» Written problem
Copy out the whole listing exactly as written, leaving the pictures behind.

[Items from a data source]
☆ ☆ ☆ ☆ ☆ ☆ ☆
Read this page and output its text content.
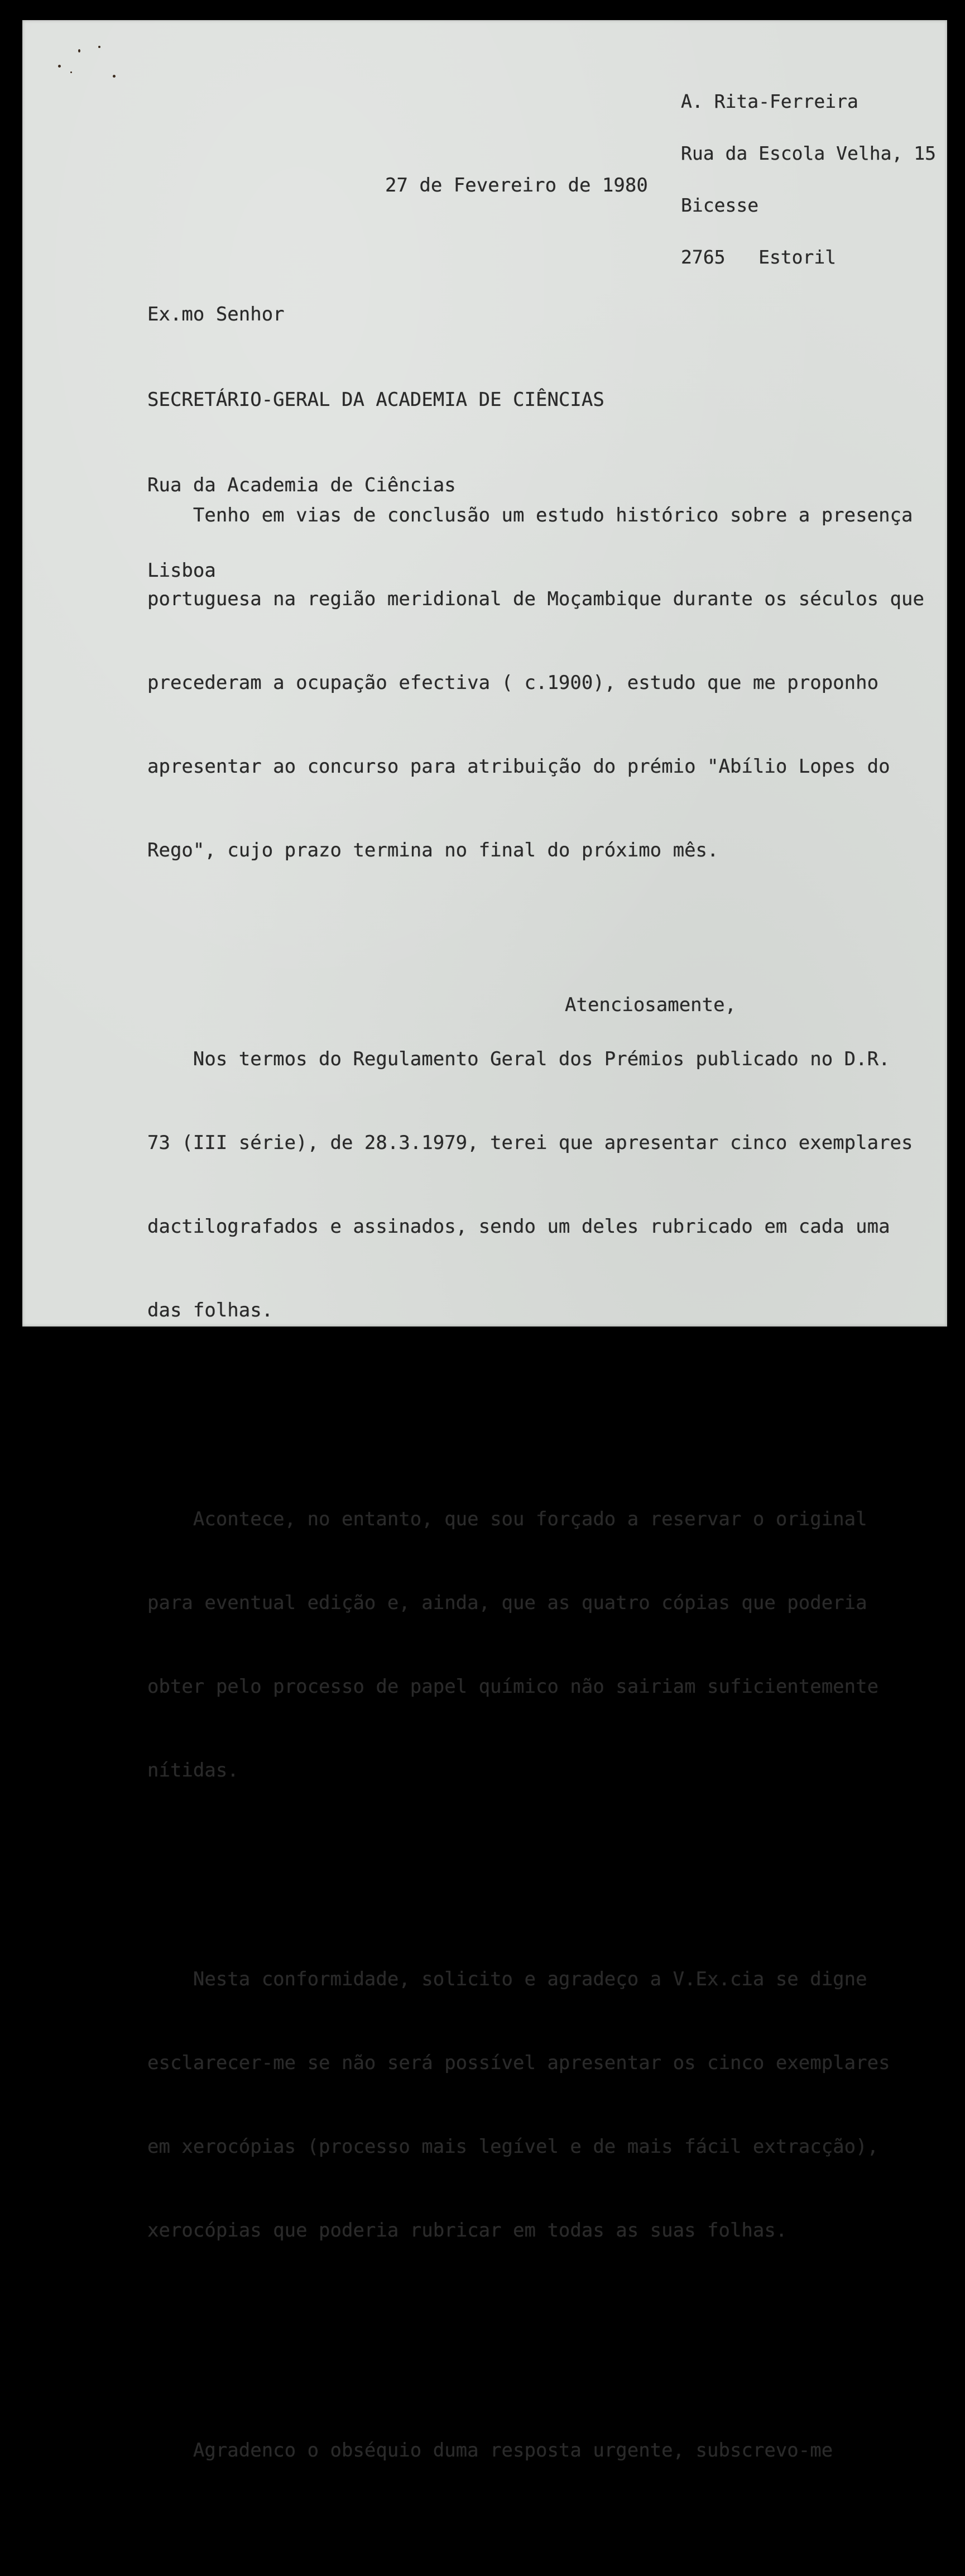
A. Rita-Ferreira

Rua da Escola Velha, 15

Bicesse

2765   Estoril

27 de Fevereiro de 1980

Ex.mo Senhor

SECRETÁRIO-GERAL DA ACADEMIA DE CIÊNCIAS

Rua da Academia de Ciências

Lisboa

Tenho em vias de conclusão um estudo histórico sobre a presença

portuguesa na região meridional de Moçambique durante os séculos que

precederam a ocupação efectiva ( c.1900), estudo que me proponho

apresentar ao concurso para atribuição do prémio "Abílio Lopes do

Rego", cujo prazo termina no final do próximo mês.

Nos termos do Regulamento Geral dos Prémios publicado no D.R.

73 (III série), de 28.3.1979, terei que apresentar cinco exemplares

dactilografados e assinados, sendo um deles rubricado em cada uma

das folhas.

Acontece, no entanto, que sou forçado a reservar o original

para eventual edição e, ainda, que as quatro cópias que poderia

obter pelo processo de papel químico não sairiam suficientemente

nítidas.

Nesta conformidade, solicito e agradeço a V.Ex.cia se digne

esclarecer-me se não será possível apresentar os cinco exemplares

em xerocópias (processo mais legível e de mais fácil extracção),

xerocópias que poderia rubricar em todas as suas folhas.

Agradenco o obséquio duma resposta urgente, subscrevo-me

Atenciosamente,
☆ ☆ ☆ ☆ ☆ ☆ ☆
» Expected answer
Read this page and output its text content.
A. Rita-Ferreira

Rua da Escola Velha, 15

Bicesse

2765   Estoril

27 de Fevereiro de 1980

Ex.mo Senhor

SECRETÁRIO-GERAL DA ACADEMIA DE CIÊNCIAS

Rua da Academia de Ciências

Lisboa

Tenho em vias de conclusão um estudo histórico sobre a presença

portuguesa na região meridional de Moçambique durante os séculos que

precederam a ocupação efectiva ( c.1900), estudo que me proponho

apresentar ao concurso para atribuição do prémio "Abílio Lopes do

Rego", cujo prazo termina no final do próximo mês.

Nos termos do Regulamento Geral dos Prémios publicado no D.R.

73 (III série), de 28.3.1979, terei que apresentar cinco exemplares

dactilografados e assinados, sendo um deles rubricado em cada uma

das folhas.

Acontece, no entanto, que sou forçado a reservar o original

para eventual edição e, ainda, que as quatro cópias que poderia

obter pelo processo de papel químico não sairiam suficientemente

nítidas.

Nesta conformidade, solicito e agradeço a V.Ex.cia se digne

esclarecer-me se não será possível apresentar os cinco exemplares

em xerocópias (processo mais legível e de mais fácil extracção),

xerocópias que poderia rubricar em todas as suas folhas.

Agradenco o obséquio duma resposta urgente, subscrevo-me

Atenciosamente,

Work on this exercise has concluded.